*Aim of the task:*
Take the entries below and print all of them exactly, please.

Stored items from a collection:
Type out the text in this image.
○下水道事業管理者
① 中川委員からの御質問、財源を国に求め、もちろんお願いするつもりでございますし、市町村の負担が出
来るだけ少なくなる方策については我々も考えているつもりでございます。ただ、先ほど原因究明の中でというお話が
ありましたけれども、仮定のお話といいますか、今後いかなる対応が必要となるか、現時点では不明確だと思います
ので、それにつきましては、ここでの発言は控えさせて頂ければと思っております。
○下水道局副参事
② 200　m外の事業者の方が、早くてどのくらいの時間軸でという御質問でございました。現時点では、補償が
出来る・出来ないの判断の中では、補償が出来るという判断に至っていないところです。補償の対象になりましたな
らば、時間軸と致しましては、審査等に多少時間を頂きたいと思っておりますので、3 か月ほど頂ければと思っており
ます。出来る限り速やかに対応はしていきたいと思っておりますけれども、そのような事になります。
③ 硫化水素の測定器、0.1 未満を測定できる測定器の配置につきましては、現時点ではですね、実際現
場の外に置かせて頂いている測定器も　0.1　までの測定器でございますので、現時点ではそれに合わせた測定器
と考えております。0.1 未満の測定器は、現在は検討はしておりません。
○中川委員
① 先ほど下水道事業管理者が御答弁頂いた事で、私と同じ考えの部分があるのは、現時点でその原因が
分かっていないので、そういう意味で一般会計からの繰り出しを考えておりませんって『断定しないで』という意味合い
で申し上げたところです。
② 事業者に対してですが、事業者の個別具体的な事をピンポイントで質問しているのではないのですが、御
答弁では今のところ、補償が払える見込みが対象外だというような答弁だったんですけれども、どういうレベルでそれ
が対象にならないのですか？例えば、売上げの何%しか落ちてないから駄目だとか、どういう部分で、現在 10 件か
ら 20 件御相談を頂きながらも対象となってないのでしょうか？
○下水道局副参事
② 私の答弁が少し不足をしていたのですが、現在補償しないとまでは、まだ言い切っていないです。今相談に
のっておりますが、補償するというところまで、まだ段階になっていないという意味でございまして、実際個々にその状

*Reply:*
Type out the text in this image.
○下水道事業管理者
① 中川委員からの御質問、財源を国に求め、もちろんお願いするつもりでございますし、市町村の負担が出
来るだけ少なくなる方策については我々も考えているつもりでございます。ただ、先ほど原因究明の中でというお話が
ありましたけれども、仮定のお話といいますか、今後いかなる対応が必要となるか、現時点では不明確だと思います
ので、それにつきましては、ここでの発言は控えさせて頂ければと思っております。
○下水道局副参事
② 200　m外の事業者の方が、早くてどのくらいの時間軸でという御質問でございました。現時点では、補償が
出来る・出来ないの判断の中では、補償が出来るという判断に至っていないところです。補償の対象になりましたな
らば、時間軸と致しましては、審査等に多少時間を頂きたいと思っておりますので、3 か月ほど頂ければと思っており
ます。出来る限り速やかに対応はしていきたいと思っておりますけれども、そのような事になります。
③ 硫化水素の測定器、0.1 未満を測定できる測定器の配置につきましては、現時点ではですね、実際現
場の外に置かせて頂いている測定器も　0.1　までの測定器でございますので、現時点ではそれに合わせた測定器
と考えております。0.1 未満の測定器は、現在は検討はしておりません。
○中川委員
① 先ほど下水道事業管理者が御答弁頂いた事で、私と同じ考えの部分があるのは、現時点でその原因が
分かっていないので、そういう意味で一般会計からの繰り出しを考えておりませんって『断定しないで』という意味合い
で申し上げたところです。
② 事業者に対してですが、事業者の個別具体的な事をピンポイントで質問しているのではないのですが、御
答弁では今のところ、補償が払える見込みが対象外だというような答弁だったんですけれども、どういうレベルでそれ
が対象にならないのですか？例えば、売上げの何%しか落ちてないから駄目だとか、どういう部分で、現在 10 件か
ら 20 件御相談を頂きながらも対象となってないのでしょうか？
○下水道局副参事
② 私の答弁が少し不足をしていたのですが、現在補償しないとまでは、まだ言い切っていないです。今相談に
のっておりますが、補償するというところまで、まだ段階になっていないという意味でございまして、実際個々にその状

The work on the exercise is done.